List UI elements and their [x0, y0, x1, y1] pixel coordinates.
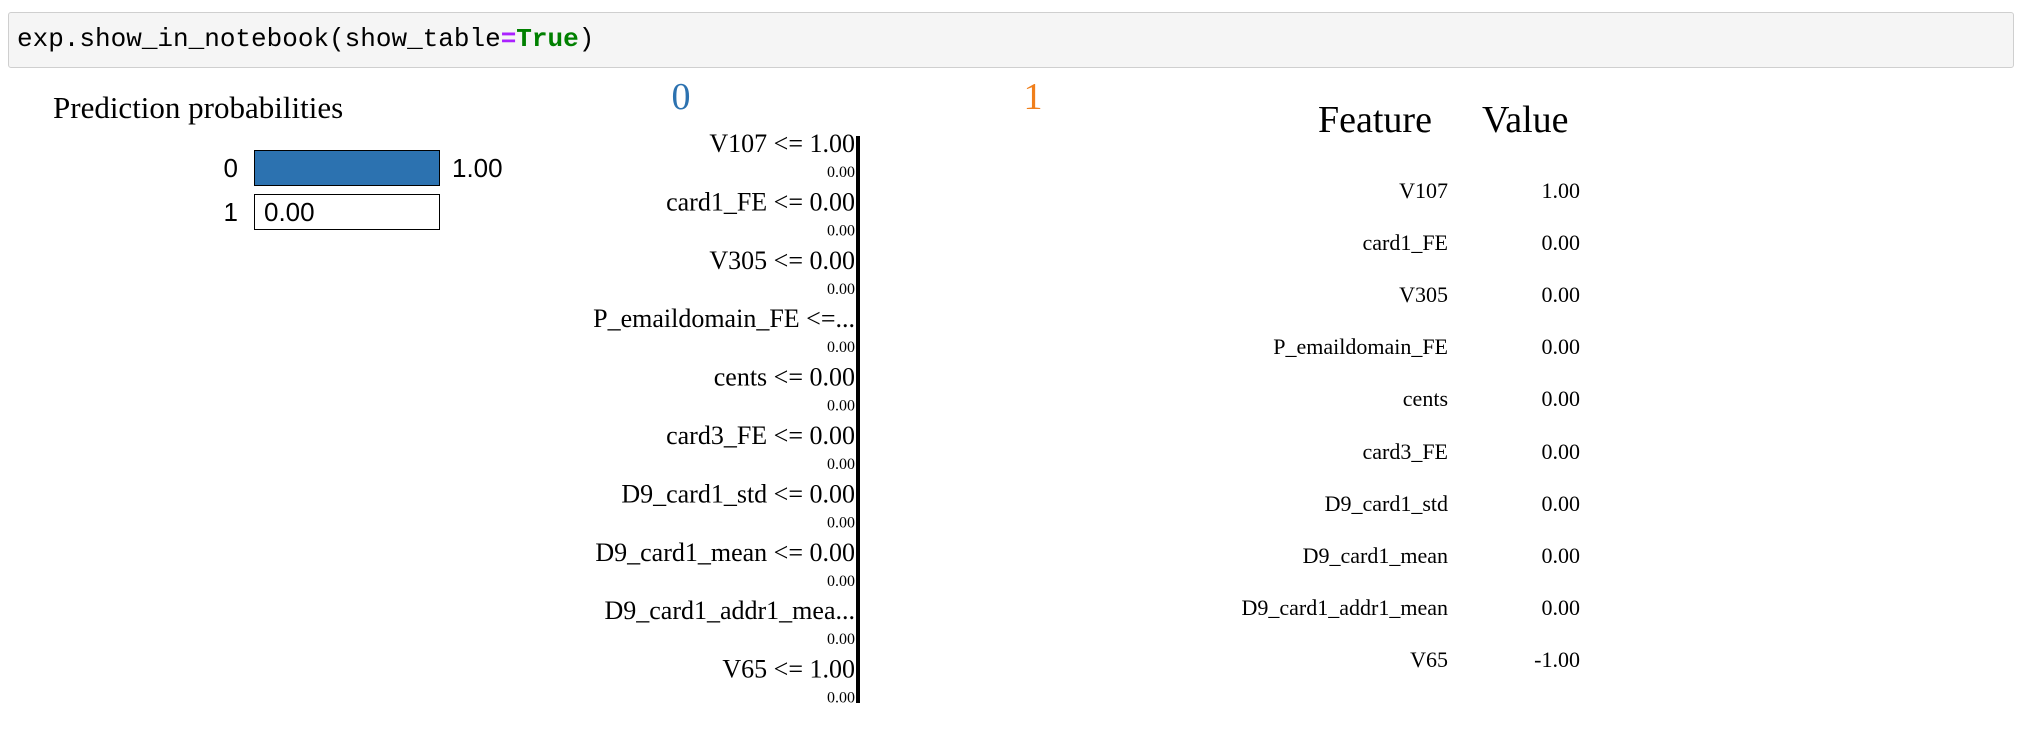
feature-condition-label: P_emaildomain_FE <=... — [593, 304, 855, 333]
feature-condition-label: D9_card1_std <= 0.00 — [621, 479, 855, 508]
table-cell-feature: D9_card1_std — [1324, 490, 1448, 516]
code-cell[interactable]: exp.show_in_notebook(show_table=True) — [8, 12, 2014, 68]
code-text-prefix: exp.show_in_notebook(show_table — [17, 24, 501, 54]
feature-weight-value: 0.00 — [827, 222, 855, 239]
probability-value: 0.00 — [264, 197, 315, 227]
probability-bar-track — [254, 150, 440, 186]
feature-weight-value: 0.00 — [827, 164, 855, 181]
feature-weight-value: 0.00 — [827, 398, 855, 415]
table-cell-value: 0.00 — [1541, 334, 1581, 360]
probability-class-label: 1 — [223, 197, 238, 227]
prediction-probabilities-title: Prediction probabilities — [53, 90, 344, 125]
feature-condition-label: V65 <= 1.00 — [722, 655, 855, 684]
feature-weight-value: 0.00 — [827, 456, 855, 473]
table-cell-feature: V107 — [1399, 178, 1448, 203]
table-cell-value: 0.00 — [1541, 594, 1581, 620]
table-cell-feature: V305 — [1399, 282, 1448, 308]
class-header-label: 1 — [1024, 76, 1043, 118]
class-header-label: 0 — [672, 76, 691, 118]
code-text-suffix: ) — [578, 24, 595, 54]
table-cell-value: 0.00 — [1541, 230, 1581, 256]
table-cell-value: 0.00 — [1541, 386, 1581, 412]
table-cell-value: 0.00 — [1541, 542, 1581, 568]
table-cell-feature: cents — [1402, 386, 1448, 412]
feature-condition-label: card1_FE <= 0.00 — [666, 187, 855, 216]
probability-bar-fill — [255, 151, 439, 185]
code-line[interactable]: exp.show_in_notebook(show_table=True) — [17, 23, 594, 55]
feature-weight-value: 0.00 — [827, 339, 855, 356]
feature-weight-value: 0.00 — [827, 631, 855, 648]
feature-weight-value: 0.00 — [827, 573, 855, 590]
table-header-value: Value — [1482, 99, 1569, 141]
table-cell-feature: card3_FE — [1362, 438, 1448, 464]
table-cell-value: -1.00 — [1534, 646, 1580, 672]
feature-condition-label: V305 <= 0.00 — [709, 246, 855, 275]
probability-value: 1.00 — [452, 153, 503, 183]
table-cell-value: 0.00 — [1541, 438, 1581, 464]
feature-weight-value: 0.00 — [827, 281, 855, 298]
table-cell-feature: V65 — [1410, 646, 1448, 672]
table-cell-value: 0.00 — [1541, 490, 1581, 516]
table-cell-feature: P_emaildomain_FE — [1273, 334, 1448, 360]
feature-condition-label: V107 <= 1.00 — [709, 129, 855, 158]
feature-condition-label: cents <= 0.00 — [714, 363, 855, 392]
explanation-chart: 0 1 V107 <= 1.00 0.00 card1_FE <= 0.00 0.00 V3… — [593, 76, 1043, 707]
table-cell-feature: card1_FE — [1362, 230, 1448, 256]
table-cell-feature: D9_card1_addr1_mean — [1241, 594, 1448, 620]
probability-row-class-0: 0 1.00 — [0, 150, 560, 186]
probability-bar-track — [254, 194, 440, 230]
code-keyword: True — [516, 24, 579, 54]
probability-row-class-1: 1 0.00 — [0, 194, 560, 230]
feature-weight-value: 0.00 — [827, 690, 855, 707]
feature-condition-label: card3_FE <= 0.00 — [666, 421, 855, 450]
table-cell-feature: D9_card1_mean — [1302, 542, 1448, 568]
table-cell-value: 0.00 — [1541, 282, 1581, 308]
feature-condition-label: D9_card1_addr1_mea... — [604, 596, 855, 625]
table-cell-value: 1.00 — [1541, 178, 1581, 203]
table-header-feature: Feature — [1318, 99, 1432, 141]
code-operator: = — [500, 24, 517, 54]
feature-condition-label: D9_card1_mean <= 0.00 — [595, 538, 855, 567]
feature-weight-value: 0.00 — [827, 514, 855, 531]
probability-class-label: 0 — [223, 153, 238, 183]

════════════════

Written instruction
Render the items from the line containing "feature-condition-label: P_emaildomain_FE <=..." through the line containing "probability-class-label: 1 —" as a numbered list, omitting any blank lines.

The reply
1. feature-condition-label: P_emaildomain_FE <=... — [593, 304, 855, 333]
2. feature-condition-label: D9_card1_std <= 0.00 — [621, 479, 855, 508]
3. table-cell-feature: D9_card1_std — [1324, 490, 1448, 516]
4. code-cell[interactable]: exp.show_in_notebook(show_table=True) — [8, 12, 2014, 68]
5. code-text-prefix: exp.show_in_notebook(show_table — [17, 24, 501, 54]
6. feature-weight-value: 0.00 — [827, 222, 855, 239]
7. probability-value: 0.00 — [264, 197, 315, 227]
8. probability-bar-track — [254, 150, 440, 186]
9. feature-weight-value: 0.00 — [827, 164, 855, 181]
10. feature-weight-value: 0.00 — [827, 398, 855, 415]
11. table-cell-value: 0.00 — [1541, 334, 1581, 360]
12. probability-class-label: 1 — [223, 197, 238, 227]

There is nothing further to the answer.